SHORT PROBLEM >> Drop every picture, then transcribe the remaining data exactly.

** start SUPPLIED DATA **

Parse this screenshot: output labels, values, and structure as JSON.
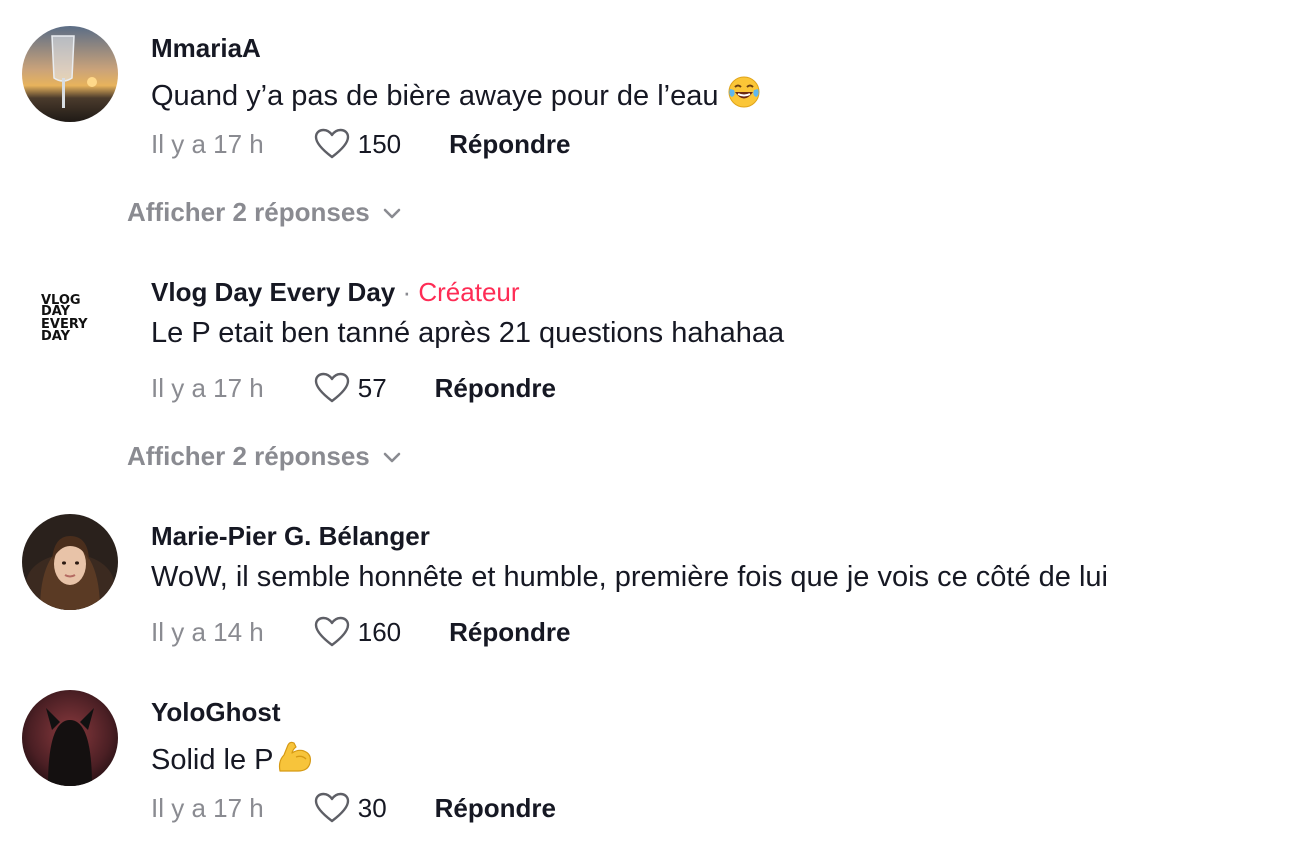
{
  "comments": [
    {
      "username": "MmariaA",
      "text": "Quand y’a pas de bière awaye pour de l’eau",
      "emoji": "laughing-crying-emoji",
      "time": "Il y a 17 h",
      "likes": "150",
      "reply_label": "Répondre",
      "view_replies": "Afficher 2 réponses"
    },
    {
      "username": "Vlog Day Every Day",
      "creator_sep": "·",
      "creator_badge": "Créateur",
      "avatar_text": [
        "VLOG",
        "DAY",
        "EVERY",
        "DAY"
      ],
      "text": "Le P etait ben tanné après 21 questions hahahaa",
      "time": "Il y a 17 h",
      "likes": "57",
      "reply_label": "Répondre",
      "view_replies": "Afficher 2 réponses"
    },
    {
      "username": "Marie-Pier G. Bélanger",
      "text": "WoW, il semble honnête et humble, première fois que je vois ce côté de lui",
      "time": "Il y a 14 h",
      "likes": "160",
      "reply_label": "Répondre"
    },
    {
      "username": "YoloGhost",
      "text": "Solid le P",
      "emoji": "flexed-biceps-emoji",
      "time": "Il y a 17 h",
      "likes": "30",
      "reply_label": "Répondre"
    }
  ],
  "icons": {
    "like": "heart-outline-icon",
    "expand": "chevron-down-icon"
  },
  "colors": {
    "text": "#161823",
    "muted": "#8a8b91",
    "creator": "#fe2c55"
  }
}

** end SUPPLIED DATA **

RESPONSE >>
Parse this screenshot: output labels, values, and structure as JSON.
{
  "comments": [
    {
      "username": "MmariaA",
      "text": "Quand y’a pas de bière awaye pour de l’eau",
      "emoji": "laughing-crying-emoji",
      "time": "Il y a 17 h",
      "likes": "150",
      "reply_label": "Répondre",
      "view_replies": "Afficher 2 réponses"
    },
    {
      "username": "Vlog Day Every Day",
      "creator_sep": "·",
      "creator_badge": "Créateur",
      "avatar_text": [
        "VLOG",
        "DAY",
        "EVERY",
        "DAY"
      ],
      "text": "Le P etait ben tanné après 21 questions hahahaa",
      "time": "Il y a 17 h",
      "likes": "57",
      "reply_label": "Répondre",
      "view_replies": "Afficher 2 réponses"
    },
    {
      "username": "Marie-Pier G. Bélanger",
      "text": "WoW, il semble honnête et humble, première fois que je vois ce côté de lui",
      "time": "Il y a 14 h",
      "likes": "160",
      "reply_label": "Répondre"
    },
    {
      "username": "YoloGhost",
      "text": "Solid le P",
      "emoji": "flexed-biceps-emoji",
      "time": "Il y a 17 h",
      "likes": "30",
      "reply_label": "Répondre"
    }
  ],
  "icons": {
    "like": "heart-outline-icon",
    "expand": "chevron-down-icon"
  },
  "colors": {
    "text": "#161823",
    "muted": "#8a8b91",
    "creator": "#fe2c55"
  }
}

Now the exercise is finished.